Figure data in JSON:
= = = = = = =

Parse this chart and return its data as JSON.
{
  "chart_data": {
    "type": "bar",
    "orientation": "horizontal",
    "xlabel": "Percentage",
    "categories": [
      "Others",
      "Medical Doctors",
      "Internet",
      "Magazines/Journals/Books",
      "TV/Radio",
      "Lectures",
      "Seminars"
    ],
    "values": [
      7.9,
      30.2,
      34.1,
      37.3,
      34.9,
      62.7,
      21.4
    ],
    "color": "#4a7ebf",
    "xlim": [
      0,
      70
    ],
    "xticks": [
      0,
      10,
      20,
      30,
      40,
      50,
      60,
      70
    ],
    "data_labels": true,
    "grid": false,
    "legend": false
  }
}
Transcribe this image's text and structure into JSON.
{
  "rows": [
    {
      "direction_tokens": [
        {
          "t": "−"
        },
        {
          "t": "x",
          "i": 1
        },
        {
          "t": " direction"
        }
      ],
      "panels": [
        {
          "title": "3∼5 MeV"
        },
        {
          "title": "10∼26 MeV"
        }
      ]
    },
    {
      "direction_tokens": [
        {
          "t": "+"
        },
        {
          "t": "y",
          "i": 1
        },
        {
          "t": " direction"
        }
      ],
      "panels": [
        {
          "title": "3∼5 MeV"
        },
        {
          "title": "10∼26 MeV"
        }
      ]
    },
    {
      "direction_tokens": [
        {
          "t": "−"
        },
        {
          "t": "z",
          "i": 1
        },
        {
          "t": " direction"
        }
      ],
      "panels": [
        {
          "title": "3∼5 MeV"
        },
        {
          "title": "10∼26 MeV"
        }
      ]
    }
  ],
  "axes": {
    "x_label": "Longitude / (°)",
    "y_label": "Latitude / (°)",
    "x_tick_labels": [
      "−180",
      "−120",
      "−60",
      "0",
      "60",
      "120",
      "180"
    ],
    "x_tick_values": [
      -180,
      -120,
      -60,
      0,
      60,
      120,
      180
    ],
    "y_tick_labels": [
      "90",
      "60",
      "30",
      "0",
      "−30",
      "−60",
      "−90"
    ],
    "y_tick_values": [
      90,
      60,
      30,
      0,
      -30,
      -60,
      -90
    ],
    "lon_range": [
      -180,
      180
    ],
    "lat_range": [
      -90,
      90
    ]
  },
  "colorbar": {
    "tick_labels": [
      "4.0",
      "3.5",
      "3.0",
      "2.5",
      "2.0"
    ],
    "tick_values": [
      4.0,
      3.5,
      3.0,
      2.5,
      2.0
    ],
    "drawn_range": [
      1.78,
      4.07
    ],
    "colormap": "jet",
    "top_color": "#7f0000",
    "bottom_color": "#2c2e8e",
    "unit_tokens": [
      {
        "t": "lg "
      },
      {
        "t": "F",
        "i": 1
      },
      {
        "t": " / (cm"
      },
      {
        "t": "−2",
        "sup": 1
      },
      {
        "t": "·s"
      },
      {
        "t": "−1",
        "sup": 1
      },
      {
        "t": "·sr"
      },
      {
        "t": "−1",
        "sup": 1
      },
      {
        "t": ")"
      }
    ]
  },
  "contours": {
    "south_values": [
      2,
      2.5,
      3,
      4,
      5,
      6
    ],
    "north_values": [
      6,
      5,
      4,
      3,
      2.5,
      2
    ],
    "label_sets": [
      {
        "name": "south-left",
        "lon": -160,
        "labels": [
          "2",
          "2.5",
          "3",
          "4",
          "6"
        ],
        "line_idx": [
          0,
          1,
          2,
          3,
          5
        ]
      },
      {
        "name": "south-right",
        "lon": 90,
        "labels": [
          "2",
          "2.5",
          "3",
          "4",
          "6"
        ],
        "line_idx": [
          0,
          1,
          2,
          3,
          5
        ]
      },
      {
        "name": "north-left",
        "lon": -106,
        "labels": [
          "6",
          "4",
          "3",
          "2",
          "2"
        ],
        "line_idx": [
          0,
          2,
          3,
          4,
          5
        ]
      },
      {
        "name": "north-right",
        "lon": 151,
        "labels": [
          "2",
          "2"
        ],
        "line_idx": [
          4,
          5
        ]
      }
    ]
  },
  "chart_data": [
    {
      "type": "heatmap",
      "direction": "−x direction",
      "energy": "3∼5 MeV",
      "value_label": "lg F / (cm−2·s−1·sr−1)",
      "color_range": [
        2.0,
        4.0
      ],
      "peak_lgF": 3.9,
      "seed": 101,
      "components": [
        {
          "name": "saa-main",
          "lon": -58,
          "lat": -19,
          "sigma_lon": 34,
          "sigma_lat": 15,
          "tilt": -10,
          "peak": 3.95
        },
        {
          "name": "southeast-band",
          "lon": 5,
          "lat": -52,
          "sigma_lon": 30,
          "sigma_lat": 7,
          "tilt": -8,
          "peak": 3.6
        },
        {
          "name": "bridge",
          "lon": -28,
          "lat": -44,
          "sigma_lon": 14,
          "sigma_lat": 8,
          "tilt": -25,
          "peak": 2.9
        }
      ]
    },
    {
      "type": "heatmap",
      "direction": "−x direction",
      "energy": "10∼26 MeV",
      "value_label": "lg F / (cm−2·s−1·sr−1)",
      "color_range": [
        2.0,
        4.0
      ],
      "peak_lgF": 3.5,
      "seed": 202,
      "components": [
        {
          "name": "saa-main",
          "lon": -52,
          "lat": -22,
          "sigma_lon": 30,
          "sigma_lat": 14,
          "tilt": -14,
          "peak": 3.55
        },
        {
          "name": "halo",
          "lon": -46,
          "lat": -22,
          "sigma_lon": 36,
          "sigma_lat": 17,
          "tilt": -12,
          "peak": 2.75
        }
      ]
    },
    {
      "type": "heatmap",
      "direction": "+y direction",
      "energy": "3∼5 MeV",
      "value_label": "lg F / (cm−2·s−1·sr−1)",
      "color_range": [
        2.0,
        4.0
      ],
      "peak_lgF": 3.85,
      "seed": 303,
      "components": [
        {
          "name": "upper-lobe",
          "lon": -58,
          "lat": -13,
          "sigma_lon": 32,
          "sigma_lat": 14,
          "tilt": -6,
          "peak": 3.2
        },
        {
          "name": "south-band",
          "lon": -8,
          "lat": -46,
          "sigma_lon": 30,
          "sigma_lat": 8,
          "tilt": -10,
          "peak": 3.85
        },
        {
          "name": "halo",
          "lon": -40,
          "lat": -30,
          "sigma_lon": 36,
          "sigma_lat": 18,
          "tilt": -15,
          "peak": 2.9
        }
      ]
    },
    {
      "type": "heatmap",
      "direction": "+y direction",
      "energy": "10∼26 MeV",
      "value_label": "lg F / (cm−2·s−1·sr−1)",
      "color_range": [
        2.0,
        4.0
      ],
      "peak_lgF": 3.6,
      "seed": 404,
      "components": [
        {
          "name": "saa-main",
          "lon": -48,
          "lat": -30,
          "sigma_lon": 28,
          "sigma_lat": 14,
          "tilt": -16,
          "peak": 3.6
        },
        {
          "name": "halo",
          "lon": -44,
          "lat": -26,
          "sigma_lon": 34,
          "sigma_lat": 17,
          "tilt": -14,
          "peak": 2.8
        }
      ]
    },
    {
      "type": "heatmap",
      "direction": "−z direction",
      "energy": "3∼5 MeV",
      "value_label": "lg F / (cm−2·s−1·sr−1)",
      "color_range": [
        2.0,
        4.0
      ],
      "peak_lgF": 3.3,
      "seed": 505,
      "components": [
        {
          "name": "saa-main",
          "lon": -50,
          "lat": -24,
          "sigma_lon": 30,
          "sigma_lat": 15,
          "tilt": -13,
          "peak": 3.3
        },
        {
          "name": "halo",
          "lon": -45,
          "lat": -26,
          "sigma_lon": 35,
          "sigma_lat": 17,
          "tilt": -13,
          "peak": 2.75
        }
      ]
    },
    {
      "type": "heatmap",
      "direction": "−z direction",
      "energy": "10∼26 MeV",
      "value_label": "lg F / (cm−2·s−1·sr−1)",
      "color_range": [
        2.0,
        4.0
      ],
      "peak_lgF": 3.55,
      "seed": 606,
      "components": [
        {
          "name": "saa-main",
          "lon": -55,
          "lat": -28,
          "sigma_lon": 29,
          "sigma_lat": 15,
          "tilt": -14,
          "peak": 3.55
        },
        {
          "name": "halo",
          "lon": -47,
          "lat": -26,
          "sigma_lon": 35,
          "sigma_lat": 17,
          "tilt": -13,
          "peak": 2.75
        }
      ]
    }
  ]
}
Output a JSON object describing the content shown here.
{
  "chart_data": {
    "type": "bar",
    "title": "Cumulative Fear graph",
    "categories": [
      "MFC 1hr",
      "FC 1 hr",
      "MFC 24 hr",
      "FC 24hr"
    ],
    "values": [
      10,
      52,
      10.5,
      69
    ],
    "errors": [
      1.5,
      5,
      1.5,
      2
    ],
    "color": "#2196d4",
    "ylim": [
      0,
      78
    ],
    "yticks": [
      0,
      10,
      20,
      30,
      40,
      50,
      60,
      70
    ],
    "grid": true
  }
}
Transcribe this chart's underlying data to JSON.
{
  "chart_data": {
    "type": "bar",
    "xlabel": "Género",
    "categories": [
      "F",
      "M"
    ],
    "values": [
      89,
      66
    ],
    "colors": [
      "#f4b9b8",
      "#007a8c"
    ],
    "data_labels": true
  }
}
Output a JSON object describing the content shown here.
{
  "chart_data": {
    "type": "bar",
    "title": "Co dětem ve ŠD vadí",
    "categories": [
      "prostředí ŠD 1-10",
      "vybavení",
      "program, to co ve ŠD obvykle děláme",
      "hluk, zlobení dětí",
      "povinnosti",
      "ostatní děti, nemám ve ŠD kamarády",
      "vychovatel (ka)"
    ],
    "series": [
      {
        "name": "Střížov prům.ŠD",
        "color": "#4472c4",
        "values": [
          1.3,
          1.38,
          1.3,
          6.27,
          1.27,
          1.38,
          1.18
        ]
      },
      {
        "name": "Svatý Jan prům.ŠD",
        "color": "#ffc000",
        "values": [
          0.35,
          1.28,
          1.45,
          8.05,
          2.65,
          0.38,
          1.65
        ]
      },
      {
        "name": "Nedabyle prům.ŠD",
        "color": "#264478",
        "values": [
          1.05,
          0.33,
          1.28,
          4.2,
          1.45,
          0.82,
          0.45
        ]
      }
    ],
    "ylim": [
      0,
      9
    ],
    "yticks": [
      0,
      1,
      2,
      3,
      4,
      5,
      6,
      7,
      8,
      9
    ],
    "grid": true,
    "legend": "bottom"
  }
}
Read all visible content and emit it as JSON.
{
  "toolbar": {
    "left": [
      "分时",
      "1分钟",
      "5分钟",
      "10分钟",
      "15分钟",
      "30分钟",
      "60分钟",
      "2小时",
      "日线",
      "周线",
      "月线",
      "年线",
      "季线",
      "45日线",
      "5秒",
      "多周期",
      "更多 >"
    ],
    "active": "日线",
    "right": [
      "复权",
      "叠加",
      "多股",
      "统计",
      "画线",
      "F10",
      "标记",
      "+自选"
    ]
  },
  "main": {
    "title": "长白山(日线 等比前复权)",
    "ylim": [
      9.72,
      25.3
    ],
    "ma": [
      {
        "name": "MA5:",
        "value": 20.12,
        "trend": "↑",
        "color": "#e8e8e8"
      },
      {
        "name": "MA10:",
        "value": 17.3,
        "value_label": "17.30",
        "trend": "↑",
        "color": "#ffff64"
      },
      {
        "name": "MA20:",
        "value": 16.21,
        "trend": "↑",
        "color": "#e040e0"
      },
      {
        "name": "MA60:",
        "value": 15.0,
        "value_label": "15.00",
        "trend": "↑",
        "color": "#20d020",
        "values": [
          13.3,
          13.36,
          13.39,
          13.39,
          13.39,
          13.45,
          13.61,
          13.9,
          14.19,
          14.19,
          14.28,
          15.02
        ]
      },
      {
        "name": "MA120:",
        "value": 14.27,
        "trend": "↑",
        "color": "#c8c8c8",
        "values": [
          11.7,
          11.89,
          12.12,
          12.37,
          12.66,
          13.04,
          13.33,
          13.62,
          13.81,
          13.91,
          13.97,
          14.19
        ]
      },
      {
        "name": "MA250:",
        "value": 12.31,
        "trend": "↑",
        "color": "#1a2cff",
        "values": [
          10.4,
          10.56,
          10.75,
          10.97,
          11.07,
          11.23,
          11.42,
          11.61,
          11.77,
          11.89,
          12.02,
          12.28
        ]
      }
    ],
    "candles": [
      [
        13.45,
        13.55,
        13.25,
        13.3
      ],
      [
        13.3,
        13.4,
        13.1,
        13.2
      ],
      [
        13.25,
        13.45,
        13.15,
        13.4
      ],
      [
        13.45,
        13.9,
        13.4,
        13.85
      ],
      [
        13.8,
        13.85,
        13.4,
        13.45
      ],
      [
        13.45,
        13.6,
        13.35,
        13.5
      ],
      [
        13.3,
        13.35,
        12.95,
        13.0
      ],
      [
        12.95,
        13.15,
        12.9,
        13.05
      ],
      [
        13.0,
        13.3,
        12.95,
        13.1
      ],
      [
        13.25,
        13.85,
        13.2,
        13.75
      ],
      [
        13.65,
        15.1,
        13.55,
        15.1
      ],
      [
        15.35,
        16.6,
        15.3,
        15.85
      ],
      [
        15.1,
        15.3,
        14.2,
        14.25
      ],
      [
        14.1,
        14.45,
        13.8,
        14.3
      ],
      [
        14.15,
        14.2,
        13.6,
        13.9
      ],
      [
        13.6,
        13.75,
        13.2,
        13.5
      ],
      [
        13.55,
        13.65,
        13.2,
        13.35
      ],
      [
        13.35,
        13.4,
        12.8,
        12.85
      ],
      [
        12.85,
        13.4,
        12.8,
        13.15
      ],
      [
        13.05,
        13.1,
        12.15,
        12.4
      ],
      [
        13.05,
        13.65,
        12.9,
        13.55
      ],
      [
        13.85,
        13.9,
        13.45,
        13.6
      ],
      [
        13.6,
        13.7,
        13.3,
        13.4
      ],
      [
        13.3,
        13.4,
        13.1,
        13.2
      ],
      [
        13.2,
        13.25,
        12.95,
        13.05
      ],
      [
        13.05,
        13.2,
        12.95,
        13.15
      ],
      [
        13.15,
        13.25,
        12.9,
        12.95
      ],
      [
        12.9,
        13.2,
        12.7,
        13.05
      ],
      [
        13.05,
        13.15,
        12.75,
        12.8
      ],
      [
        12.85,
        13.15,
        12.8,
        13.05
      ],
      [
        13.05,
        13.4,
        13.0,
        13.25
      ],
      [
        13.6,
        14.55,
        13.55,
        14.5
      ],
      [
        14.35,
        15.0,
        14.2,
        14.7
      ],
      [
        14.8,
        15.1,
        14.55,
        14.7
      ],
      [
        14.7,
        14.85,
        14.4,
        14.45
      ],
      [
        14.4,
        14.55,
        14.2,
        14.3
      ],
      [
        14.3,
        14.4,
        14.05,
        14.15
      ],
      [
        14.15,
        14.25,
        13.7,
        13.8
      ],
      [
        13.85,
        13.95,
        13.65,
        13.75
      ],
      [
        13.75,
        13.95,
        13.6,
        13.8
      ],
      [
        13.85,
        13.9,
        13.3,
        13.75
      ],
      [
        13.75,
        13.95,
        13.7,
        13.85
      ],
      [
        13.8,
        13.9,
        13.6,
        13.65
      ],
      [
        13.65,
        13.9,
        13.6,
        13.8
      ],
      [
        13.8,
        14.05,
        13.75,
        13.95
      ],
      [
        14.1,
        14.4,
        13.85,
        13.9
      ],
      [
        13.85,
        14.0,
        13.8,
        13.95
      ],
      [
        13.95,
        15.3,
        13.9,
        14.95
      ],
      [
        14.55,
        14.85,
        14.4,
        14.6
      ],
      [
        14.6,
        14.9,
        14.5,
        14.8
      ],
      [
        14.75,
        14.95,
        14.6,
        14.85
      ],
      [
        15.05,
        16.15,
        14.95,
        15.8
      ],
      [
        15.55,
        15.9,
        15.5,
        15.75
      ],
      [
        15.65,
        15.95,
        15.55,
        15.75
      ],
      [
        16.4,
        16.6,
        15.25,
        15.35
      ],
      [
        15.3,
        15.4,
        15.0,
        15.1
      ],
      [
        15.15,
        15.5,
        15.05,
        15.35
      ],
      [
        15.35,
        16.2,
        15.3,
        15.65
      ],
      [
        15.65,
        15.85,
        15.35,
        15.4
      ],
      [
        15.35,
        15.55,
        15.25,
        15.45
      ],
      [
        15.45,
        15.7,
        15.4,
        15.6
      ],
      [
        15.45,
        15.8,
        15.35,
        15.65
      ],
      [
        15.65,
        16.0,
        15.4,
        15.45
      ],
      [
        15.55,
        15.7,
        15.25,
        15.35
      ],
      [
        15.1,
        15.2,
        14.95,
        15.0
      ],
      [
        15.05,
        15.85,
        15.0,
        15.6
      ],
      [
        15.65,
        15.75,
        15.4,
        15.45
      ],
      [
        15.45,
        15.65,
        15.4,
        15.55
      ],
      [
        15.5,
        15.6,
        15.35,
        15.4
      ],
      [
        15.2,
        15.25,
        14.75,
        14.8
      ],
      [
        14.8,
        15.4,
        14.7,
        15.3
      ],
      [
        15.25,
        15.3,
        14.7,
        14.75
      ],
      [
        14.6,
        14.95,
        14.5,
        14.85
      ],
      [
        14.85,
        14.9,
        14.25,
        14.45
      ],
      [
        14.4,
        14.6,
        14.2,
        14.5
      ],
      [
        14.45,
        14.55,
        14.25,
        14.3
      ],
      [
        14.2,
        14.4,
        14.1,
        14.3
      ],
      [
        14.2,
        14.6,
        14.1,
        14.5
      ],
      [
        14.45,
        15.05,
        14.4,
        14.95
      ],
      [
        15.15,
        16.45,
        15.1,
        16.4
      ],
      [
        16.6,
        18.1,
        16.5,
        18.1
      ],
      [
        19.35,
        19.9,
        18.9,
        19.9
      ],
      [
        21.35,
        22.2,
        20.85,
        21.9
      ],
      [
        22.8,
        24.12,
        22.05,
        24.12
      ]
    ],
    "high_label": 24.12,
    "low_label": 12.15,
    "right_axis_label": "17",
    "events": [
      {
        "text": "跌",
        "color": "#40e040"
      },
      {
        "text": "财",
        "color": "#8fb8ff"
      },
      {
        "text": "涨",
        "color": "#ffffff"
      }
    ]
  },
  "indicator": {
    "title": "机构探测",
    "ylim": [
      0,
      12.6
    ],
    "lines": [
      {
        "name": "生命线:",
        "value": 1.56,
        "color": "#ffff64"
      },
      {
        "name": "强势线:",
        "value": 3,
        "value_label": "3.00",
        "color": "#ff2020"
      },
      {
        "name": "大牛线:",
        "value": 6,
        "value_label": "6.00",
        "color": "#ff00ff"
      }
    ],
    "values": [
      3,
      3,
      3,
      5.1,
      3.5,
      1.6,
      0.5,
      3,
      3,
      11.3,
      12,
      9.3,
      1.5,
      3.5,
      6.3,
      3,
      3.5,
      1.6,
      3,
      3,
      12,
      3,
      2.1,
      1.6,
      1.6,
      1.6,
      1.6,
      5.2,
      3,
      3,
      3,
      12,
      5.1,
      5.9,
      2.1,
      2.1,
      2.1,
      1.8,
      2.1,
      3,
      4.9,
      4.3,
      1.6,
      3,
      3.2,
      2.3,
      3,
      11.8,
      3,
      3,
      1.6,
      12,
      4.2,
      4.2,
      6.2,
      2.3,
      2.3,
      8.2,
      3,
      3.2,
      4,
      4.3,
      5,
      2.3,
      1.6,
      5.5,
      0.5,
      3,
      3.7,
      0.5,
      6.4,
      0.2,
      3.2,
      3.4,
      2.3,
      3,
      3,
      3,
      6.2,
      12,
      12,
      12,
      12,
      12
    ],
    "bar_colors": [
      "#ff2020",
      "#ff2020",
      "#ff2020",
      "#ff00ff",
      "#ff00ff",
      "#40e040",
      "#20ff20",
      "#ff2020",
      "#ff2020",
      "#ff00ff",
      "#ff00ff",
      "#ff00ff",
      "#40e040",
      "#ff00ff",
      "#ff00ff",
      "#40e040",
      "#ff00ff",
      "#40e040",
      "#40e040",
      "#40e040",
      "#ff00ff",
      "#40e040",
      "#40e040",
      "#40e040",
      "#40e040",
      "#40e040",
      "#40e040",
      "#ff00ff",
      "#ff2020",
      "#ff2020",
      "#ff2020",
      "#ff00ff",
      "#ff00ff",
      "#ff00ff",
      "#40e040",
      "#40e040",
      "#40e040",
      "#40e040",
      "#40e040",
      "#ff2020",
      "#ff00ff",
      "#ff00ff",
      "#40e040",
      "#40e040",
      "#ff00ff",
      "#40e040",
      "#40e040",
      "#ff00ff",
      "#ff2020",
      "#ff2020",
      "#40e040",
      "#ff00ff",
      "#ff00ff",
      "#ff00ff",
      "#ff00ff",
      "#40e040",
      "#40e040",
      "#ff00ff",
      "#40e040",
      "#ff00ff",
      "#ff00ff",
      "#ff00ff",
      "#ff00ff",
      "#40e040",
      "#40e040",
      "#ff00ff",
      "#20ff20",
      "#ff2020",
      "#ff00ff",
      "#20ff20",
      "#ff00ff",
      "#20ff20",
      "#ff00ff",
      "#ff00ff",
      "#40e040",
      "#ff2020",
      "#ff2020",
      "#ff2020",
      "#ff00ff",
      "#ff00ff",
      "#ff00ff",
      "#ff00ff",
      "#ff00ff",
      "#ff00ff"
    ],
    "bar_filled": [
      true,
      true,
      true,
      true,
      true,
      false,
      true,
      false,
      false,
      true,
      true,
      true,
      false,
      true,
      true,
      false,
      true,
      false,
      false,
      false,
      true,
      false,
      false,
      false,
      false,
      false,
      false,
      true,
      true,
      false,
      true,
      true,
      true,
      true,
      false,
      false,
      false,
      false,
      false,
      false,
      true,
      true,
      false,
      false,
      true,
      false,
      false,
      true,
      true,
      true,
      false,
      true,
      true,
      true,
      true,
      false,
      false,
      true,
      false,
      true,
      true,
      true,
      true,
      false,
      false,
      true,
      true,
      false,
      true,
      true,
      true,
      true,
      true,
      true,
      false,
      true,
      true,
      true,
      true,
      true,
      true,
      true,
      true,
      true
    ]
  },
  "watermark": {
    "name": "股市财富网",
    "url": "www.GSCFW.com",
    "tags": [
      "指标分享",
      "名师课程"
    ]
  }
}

= = = = = = =

Aim of the task — State only the count of lines above that hold the string "Transcribe".

Reply to the exercise — 2